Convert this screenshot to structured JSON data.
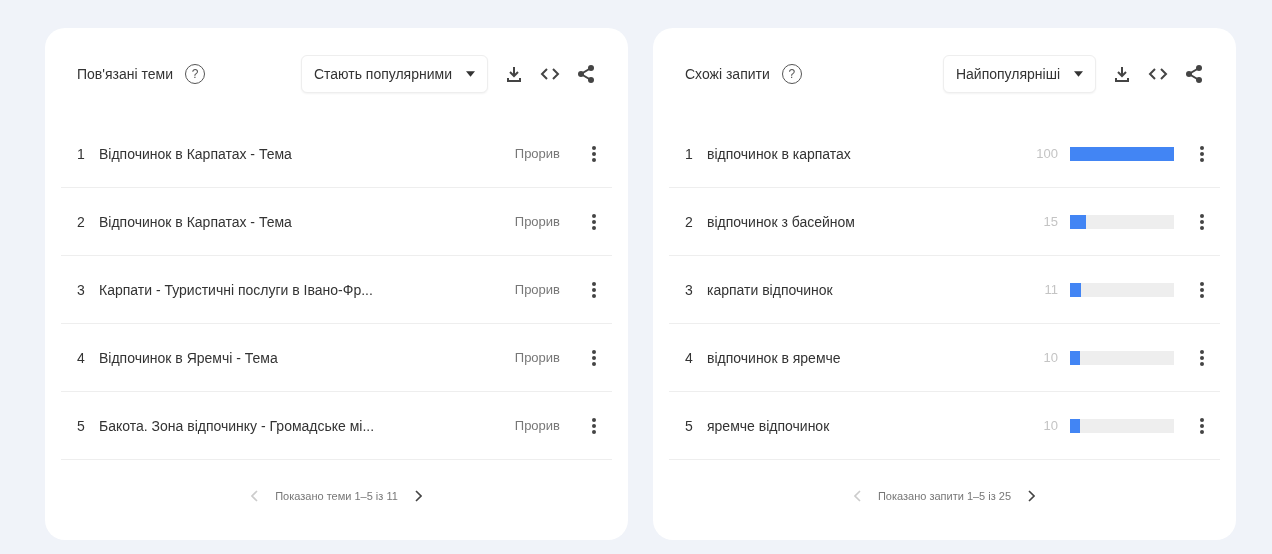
{
  "panels": [
    {
      "title": "Пов'язані теми",
      "help": "?",
      "sort": "Стають популярними",
      "rows": [
        {
          "rank": "1",
          "label": "Відпочинок в Карпатах - Тема",
          "kind": "text",
          "value": "Прорив"
        },
        {
          "rank": "2",
          "label": "Відпочинок в Карпатах - Тема",
          "kind": "text",
          "value": "Прорив"
        },
        {
          "rank": "3",
          "label": "Карпати - Туристичні послуги в Івано-Фр...",
          "kind": "text",
          "value": "Прорив"
        },
        {
          "rank": "4",
          "label": "Відпочинок в Яремчі - Тема",
          "kind": "text",
          "value": "Прорив"
        },
        {
          "rank": "5",
          "label": "Бакота. Зона відпочинку - Громадське мі...",
          "kind": "text",
          "value": "Прорив"
        }
      ],
      "pager": {
        "text": "Показано теми 1–5 із 11",
        "prev_disabled": true,
        "next_disabled": false
      }
    },
    {
      "title": "Схожі запити",
      "help": "?",
      "sort": "Найпопулярніші",
      "rows": [
        {
          "rank": "1",
          "label": "відпочинок в карпатах",
          "kind": "bar",
          "value": "100",
          "level": 1.0
        },
        {
          "rank": "2",
          "label": "відпочинок з басейном",
          "kind": "bar",
          "value": "15",
          "level": 0.15
        },
        {
          "rank": "3",
          "label": "карпати відпочинок",
          "kind": "bar",
          "value": "11",
          "level": 0.11
        },
        {
          "rank": "4",
          "label": "відпочинок в яремче",
          "kind": "bar",
          "value": "10",
          "level": 0.1
        },
        {
          "rank": "5",
          "label": "яремче відпочинок",
          "kind": "bar",
          "value": "10",
          "level": 0.1
        }
      ],
      "pager": {
        "text": "Показано запити 1–5 із 25",
        "prev_disabled": true,
        "next_disabled": false
      }
    }
  ]
}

What to produce: Your task is to collect every line above that contains the word "sort".

Final result:
      "sort": "Стають популярними",
      "sort": "Найпопулярніші",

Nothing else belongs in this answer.